[EXERCISE PROMPT]:
Locate every line below that contains the word "your" and copy it.

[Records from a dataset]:
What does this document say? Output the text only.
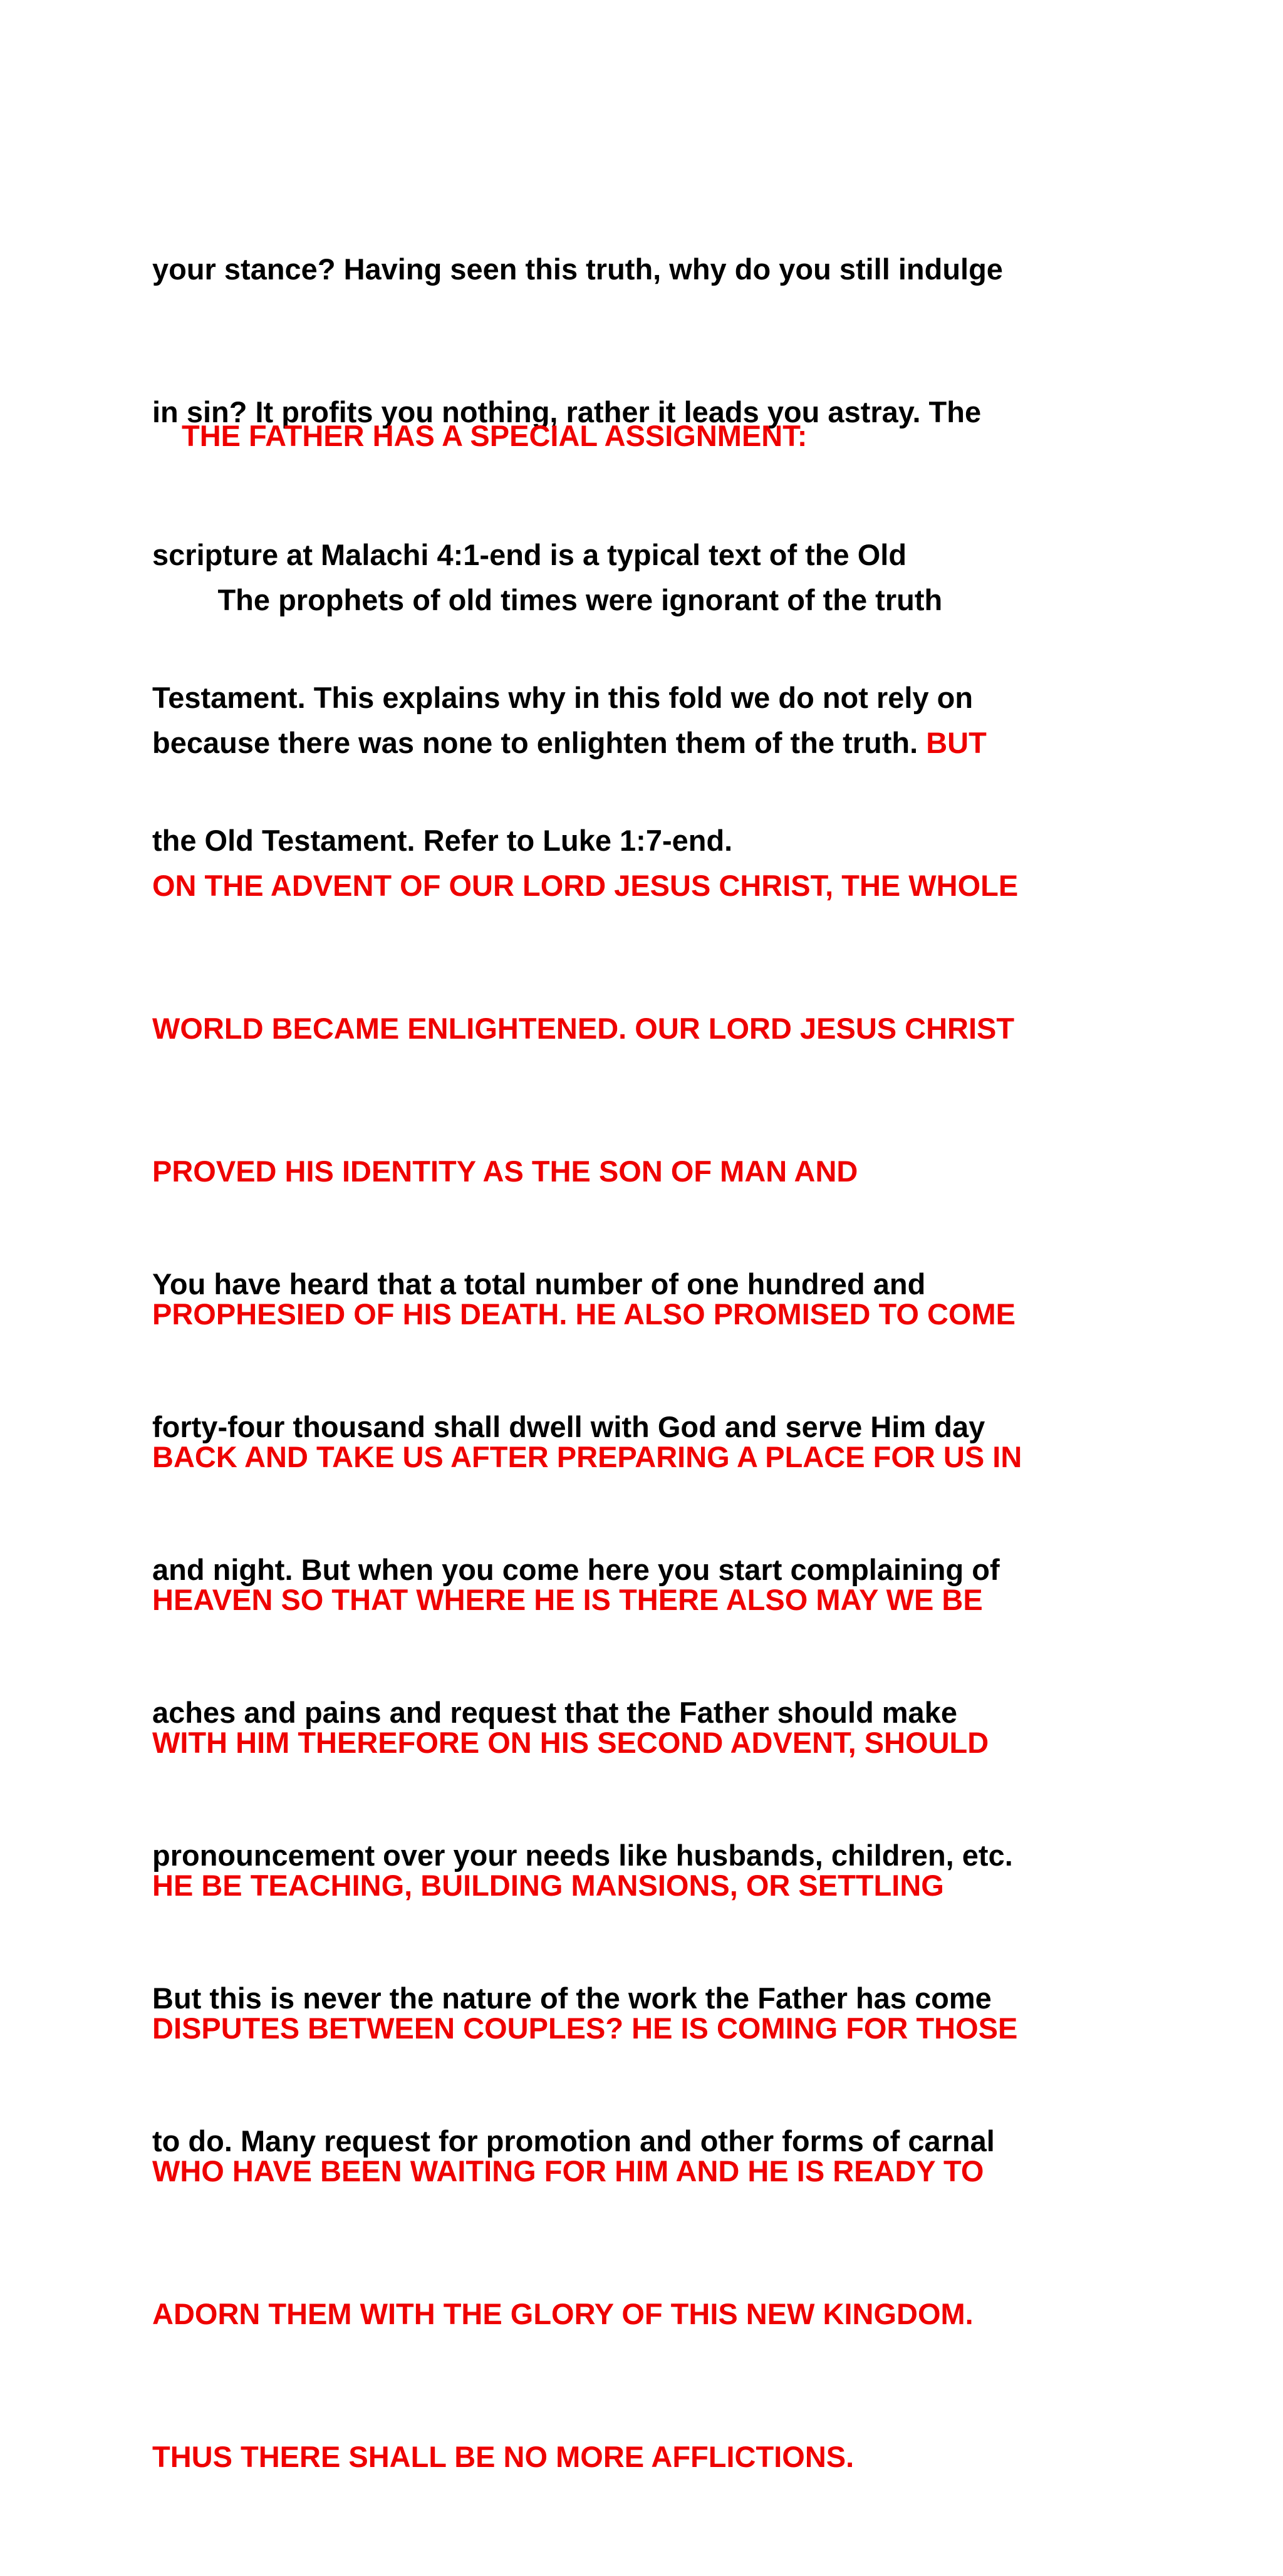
your stance? Having seen this truth, why do you still indulge

in sin? It profits you nothing, rather it leads you astray. The

scripture at Malachi 4:1-end is a typical text of the Old

Testament. This explains why in this fold we do not rely on

the Old Testament. Refer to Luke 1:7-end.

THE FATHER HAS A SPECIAL ASSIGNMENT:

The prophets of old times were ignorant of the truth

because there was none to enlighten them of the truth. BUT

ON THE ADVENT OF OUR LORD JESUS CHRIST, THE WHOLE

WORLD BECAME ENLIGHTENED. OUR LORD JESUS CHRIST

PROVED HIS IDENTITY AS THE SON OF MAN AND

PROPHESIED OF HIS DEATH. HE ALSO PROMISED TO COME

BACK AND TAKE US AFTER PREPARING A PLACE FOR US IN

HEAVEN SO THAT WHERE HE IS THERE ALSO MAY WE BE

WITH HIM THEREFORE ON HIS SECOND ADVENT, SHOULD

HE BE TEACHING, BUILDING MANSIONS, OR SETTLING

DISPUTES BETWEEN COUPLES? HE IS COMING FOR THOSE

WHO HAVE BEEN WAITING FOR HIM AND HE IS READY TO

ADORN THEM WITH THE GLORY OF THIS NEW KINGDOM.

THUS THERE SHALL BE NO MORE AFFLICTIONS.

You have heard that a total number of one hundred and

forty-four thousand shall dwell with God and serve Him day

and night. But when you come here you start complaining of

aches and pains and request that the Father should make

pronouncement over your needs like husbands, children, etc.

But this is never the nature of the work the Father has come

to do. Many request for promotion and other forms of carnal
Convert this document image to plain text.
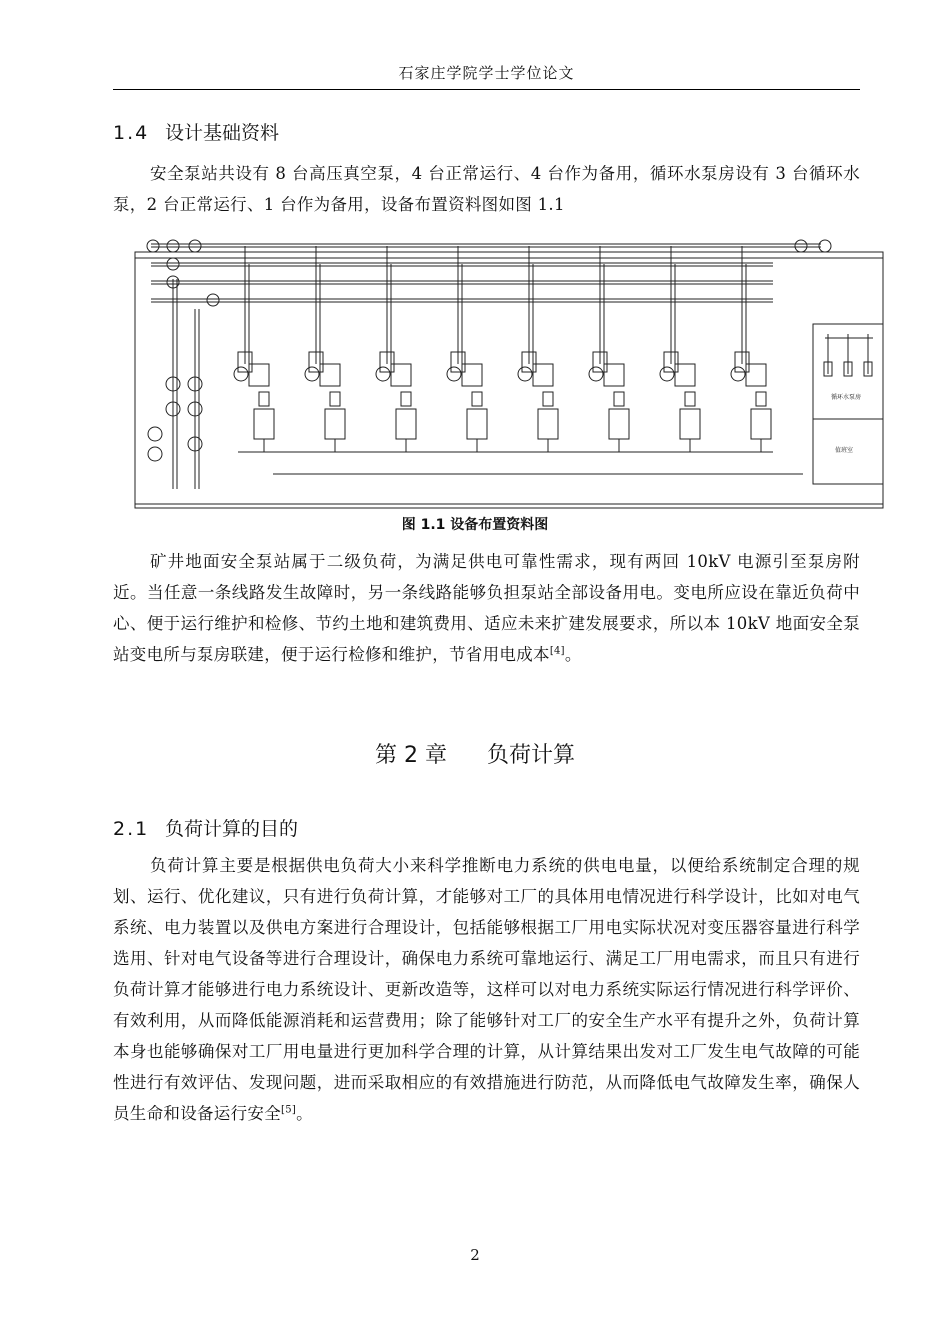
石家庄学院学士学位论文
1.4 设计基础资料
安全泵站共设有 8 台高压真空泵，4 台正常运行、4 台作为备用，循环水泵房设有 3 台循环水泵，2 台正常运行、1 台作为备用，设备布置资料图如图 1.1
循环水泵房
值班室
图 1.1 设备布置资料图
矿井地面安全泵站属于二级负荷，为满足供电可靠性需求，现有两回 10kV 电源引至泵房附近。当任意一条线路发生故障时，另一条线路能够负担泵站全部设备用电。变电所应设在靠近负荷中心、便于运行维护和检修、节约土地和建筑费用、适应未来扩建发展要求，所以本 10kV 地面安全泵站变电所与泵房联建，便于运行检修和维护，节省用电成本[4]。
第 2 章 负荷计算
2.1 负荷计算的目的
负荷计算主要是根据供电负荷大小来科学推断电力系统的供电电量，以便给系统制定合理的规划、运行、优化建议，只有进行负荷计算，才能够对工厂的具体用电情况进行科学设计，比如对电气系统、电力装置以及供电方案进行合理设计，包括能够根据工厂用电实际状况对变压器容量进行科学选用、针对电气设备等进行合理设计，确保电力系统可靠地运行、满足工厂用电需求，而且只有进行负荷计算才能够进行电力系统设计、更新改造等，这样可以对电力系统实际运行情况进行科学评价、有效利用，从而降低能源消耗和运营费用；除了能够针对工厂的安全生产水平有提升之外，负荷计算本身也能够确保对工厂用电量进行更加科学合理的计算，从计算结果出发对工厂发生电气故障的可能性进行有效评估、发现问题，进而采取相应的有效措施进行防范，从而降低电气故障发生率，确保人员生命和设备运行安全[5]。
2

[REPLY]:
your stance? Having seen this truth, why do you still indulge
pronouncement over your needs like husbands, children, etc.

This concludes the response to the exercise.